GOAL:
Each record must be reproduced exactly as it is shown.

— BEGIN —

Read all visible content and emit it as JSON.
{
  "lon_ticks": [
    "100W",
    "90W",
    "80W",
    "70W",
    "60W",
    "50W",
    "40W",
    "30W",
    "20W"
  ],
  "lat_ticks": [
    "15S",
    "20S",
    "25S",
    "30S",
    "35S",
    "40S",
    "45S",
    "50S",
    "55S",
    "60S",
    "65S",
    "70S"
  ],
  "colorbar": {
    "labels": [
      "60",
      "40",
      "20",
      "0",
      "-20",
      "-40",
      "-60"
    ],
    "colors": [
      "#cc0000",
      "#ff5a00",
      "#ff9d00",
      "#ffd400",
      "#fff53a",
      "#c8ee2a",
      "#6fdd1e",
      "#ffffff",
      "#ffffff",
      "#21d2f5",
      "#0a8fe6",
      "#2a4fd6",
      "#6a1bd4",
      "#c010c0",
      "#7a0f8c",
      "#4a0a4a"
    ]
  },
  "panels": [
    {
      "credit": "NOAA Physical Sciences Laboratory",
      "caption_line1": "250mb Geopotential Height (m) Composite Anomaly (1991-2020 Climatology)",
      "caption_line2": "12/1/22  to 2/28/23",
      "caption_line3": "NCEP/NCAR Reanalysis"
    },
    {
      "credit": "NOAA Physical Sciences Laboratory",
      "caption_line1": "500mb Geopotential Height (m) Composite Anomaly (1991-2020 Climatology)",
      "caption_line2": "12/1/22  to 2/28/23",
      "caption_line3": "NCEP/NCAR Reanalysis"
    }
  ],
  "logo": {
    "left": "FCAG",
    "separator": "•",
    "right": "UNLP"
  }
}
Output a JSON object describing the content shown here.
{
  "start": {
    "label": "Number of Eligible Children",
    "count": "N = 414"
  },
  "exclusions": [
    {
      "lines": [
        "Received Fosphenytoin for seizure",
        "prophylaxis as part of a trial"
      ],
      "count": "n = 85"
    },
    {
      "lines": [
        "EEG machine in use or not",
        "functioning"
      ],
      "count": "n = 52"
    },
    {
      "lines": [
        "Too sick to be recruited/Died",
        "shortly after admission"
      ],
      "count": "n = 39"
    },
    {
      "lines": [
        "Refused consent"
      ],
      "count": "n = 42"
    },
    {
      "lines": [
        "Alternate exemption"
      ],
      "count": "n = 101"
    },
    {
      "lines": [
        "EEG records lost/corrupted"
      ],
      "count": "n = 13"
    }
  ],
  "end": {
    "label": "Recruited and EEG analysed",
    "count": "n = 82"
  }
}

— END —

ANSWER TO THE TASK:
Read all visible content and emit it as JSON.
{
  "lon_ticks": [
    "100W",
    "90W",
    "80W",
    "70W",
    "60W",
    "50W",
    "40W",
    "30W",
    "20W"
  ],
  "lat_ticks": [
    "15S",
    "20S",
    "25S",
    "30S",
    "35S",
    "40S",
    "45S",
    "50S",
    "55S",
    "60S",
    "65S",
    "70S"
  ],
  "colorbar": {
    "labels": [
      "60",
      "40",
      "20",
      "0",
      "-20",
      "-40",
      "-60"
    ],
    "colors": [
      "#cc0000",
      "#ff5a00",
      "#ff9d00",
      "#ffd400",
      "#fff53a",
      "#c8ee2a",
      "#6fdd1e",
      "#ffffff",
      "#ffffff",
      "#21d2f5",
      "#0a8fe6",
      "#2a4fd6",
      "#6a1bd4",
      "#c010c0",
      "#7a0f8c",
      "#4a0a4a"
    ]
  },
  "panels": [
    {
      "credit": "NOAA Physical Sciences Laboratory",
      "caption_line1": "250mb Geopotential Height (m) Composite Anomaly (1991-2020 Climatology)",
      "caption_line2": "12/1/22  to 2/28/23",
      "caption_line3": "NCEP/NCAR Reanalysis"
    },
    {
      "credit": "NOAA Physical Sciences Laboratory",
      "caption_line1": "500mb Geopotential Height (m) Composite Anomaly (1991-2020 Climatology)",
      "caption_line2": "12/1/22  to 2/28/23",
      "caption_line3": "NCEP/NCAR Reanalysis"
    }
  ],
  "logo": {
    "left": "FCAG",
    "separator": "•",
    "right": "UNLP"
  }
}
Output a JSON object describing the content shown here.
{
  "start": {
    "label": "Number of Eligible Children",
    "count": "N = 414"
  },
  "exclusions": [
    {
      "lines": [
        "Received Fosphenytoin for seizure",
        "prophylaxis as part of a trial"
      ],
      "count": "n = 85"
    },
    {
      "lines": [
        "EEG machine in use or not",
        "functioning"
      ],
      "count": "n = 52"
    },
    {
      "lines": [
        "Too sick to be recruited/Died",
        "shortly after admission"
      ],
      "count": "n = 39"
    },
    {
      "lines": [
        "Refused consent"
      ],
      "count": "n = 42"
    },
    {
      "lines": [
        "Alternate exemption"
      ],
      "count": "n = 101"
    },
    {
      "lines": [
        "EEG records lost/corrupted"
      ],
      "count": "n = 13"
    }
  ],
  "end": {
    "label": "Recruited and EEG analysed",
    "count": "n = 82"
  }
}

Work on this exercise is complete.